## SUPPLIED INFORMATION
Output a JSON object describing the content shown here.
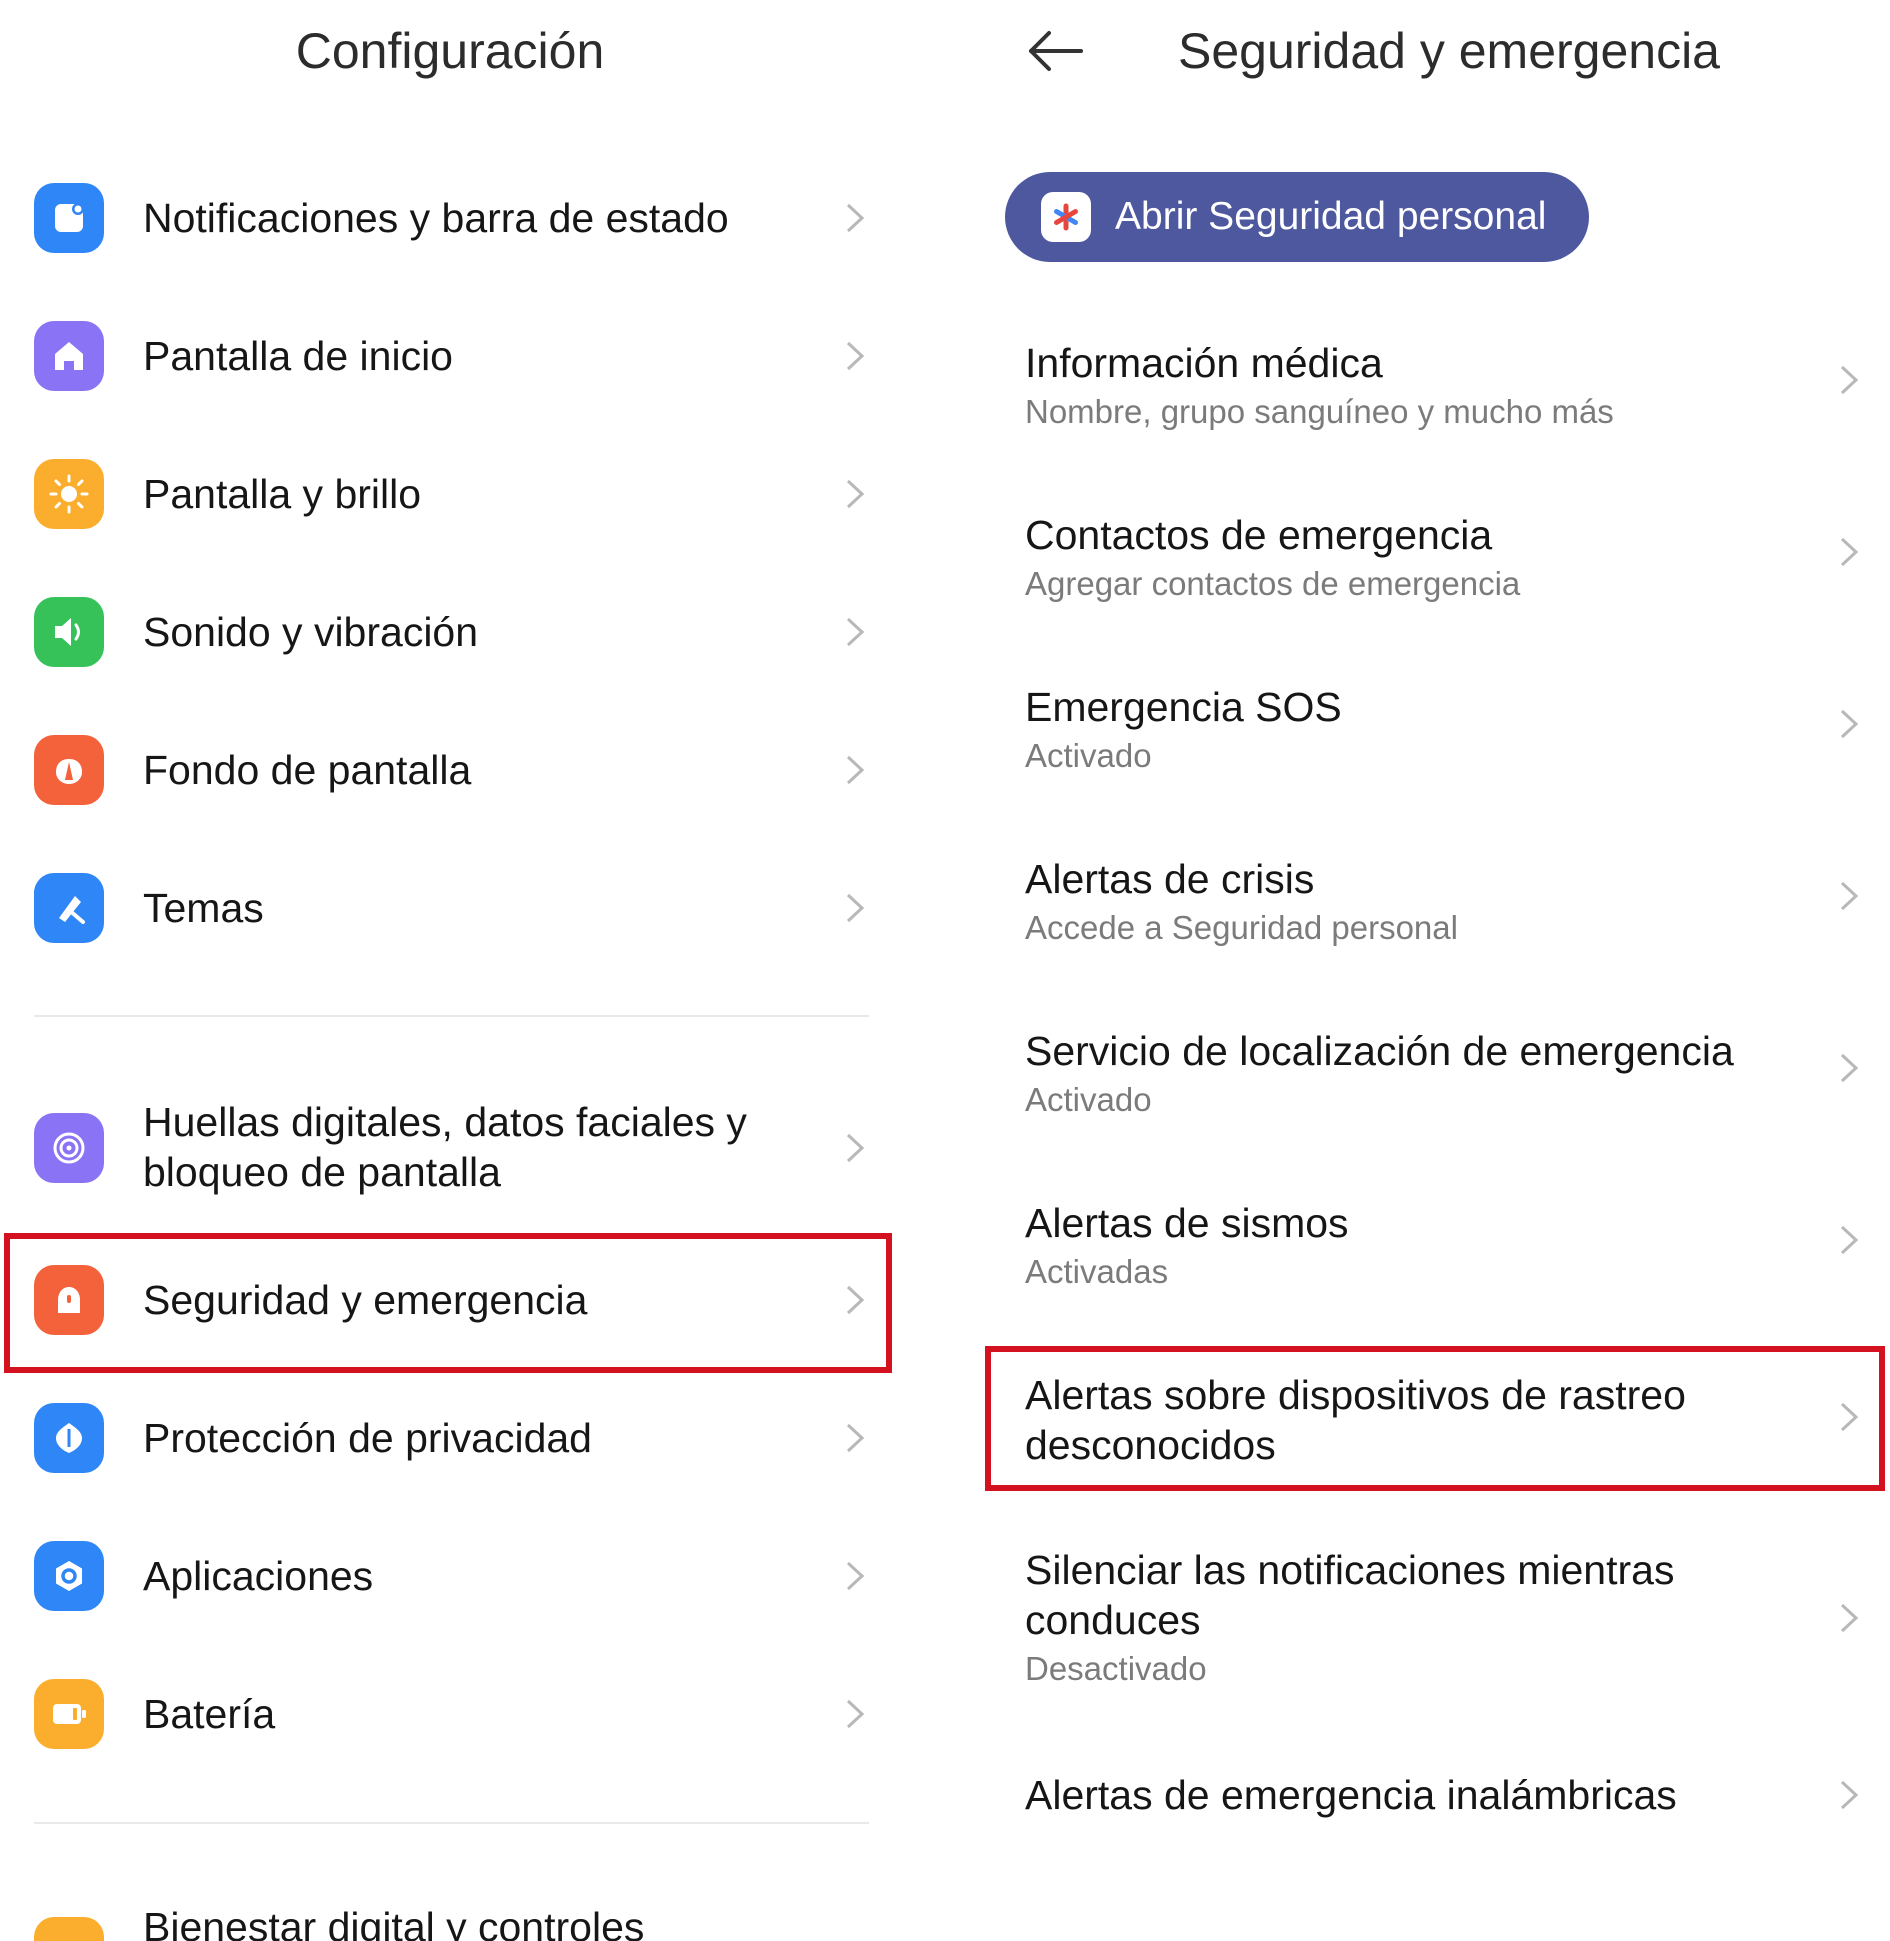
{
  "config": {
    "title": "Configuración",
    "items": [
      {
        "label": "Notificaciones y barra de estado"
      },
      {
        "label": "Pantalla de inicio"
      },
      {
        "label": "Pantalla y brillo"
      },
      {
        "label": "Sonido y vibración"
      },
      {
        "label": "Fondo de pantalla"
      },
      {
        "label": "Temas"
      },
      {
        "label": "Huellas digitales, datos faciales y",
        "label2": "bloqueo de pantalla"
      },
      {
        "label": "Seguridad y emergencia"
      },
      {
        "label": "Protección de privacidad"
      },
      {
        "label": "Aplicaciones"
      },
      {
        "label": "Batería"
      },
      {
        "label": "Bienestar digital y controles"
      }
    ]
  },
  "security": {
    "title": "Seguridad y emergencia",
    "open_button": "Abrir Seguridad personal",
    "items": [
      {
        "title": "Información médica",
        "subtitle": "Nombre, grupo sanguíneo y mucho más"
      },
      {
        "title": "Contactos de emergencia",
        "subtitle": "Agregar contactos de emergencia"
      },
      {
        "title": "Emergencia SOS",
        "subtitle": "Activado"
      },
      {
        "title": "Alertas de crisis",
        "subtitle": "Accede a Seguridad personal"
      },
      {
        "title": "Servicio de localización de emergencia",
        "subtitle": "Activado"
      },
      {
        "title": "Alertas de sismos",
        "subtitle": "Activadas"
      },
      {
        "title": "Alertas sobre dispositivos de rastreo",
        "title2": "desconocidos"
      },
      {
        "title": "Silenciar las notificaciones mientras",
        "title2": "conduces",
        "subtitle": "Desactivado"
      },
      {
        "title": "Alertas de emergencia inalámbricas"
      }
    ]
  },
  "colors": {
    "highlight": "#d4121f",
    "pill": "#4d589f",
    "icon_notificaciones": "#2f86f6",
    "icon_inicio": "#8a73f5",
    "icon_brillo": "#fbae2d",
    "icon_sonido": "#36c159",
    "icon_fondo": "#f3623a",
    "icon_temas": "#2f86f6",
    "icon_huellas": "#8a73f5",
    "icon_seguridad": "#f3623a",
    "icon_privacidad": "#2f86f6",
    "icon_aplicaciones": "#2f86f6",
    "icon_bateria": "#fbae2d",
    "icon_bienestar": "#fbae2d"
  },
  "icons": [
    "notification-icon",
    "home-icon",
    "brightness-icon",
    "sound-icon",
    "wallpaper-icon",
    "themes-icon",
    "fingerprint-icon",
    "security-icon",
    "privacy-icon",
    "apps-icon",
    "battery-icon",
    "wellbeing-icon",
    "back-arrow-icon",
    "personal-safety-icon",
    "chevron-right-icon"
  ]
}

## SHORT TASK
Search the lines for the string "personal" and copy every line that has it.

## RIGHT ANSWER
    "open_button": "Abrir Seguridad personal",
        "subtitle": "Accede a Seguridad personal"
    "personal-safety-icon",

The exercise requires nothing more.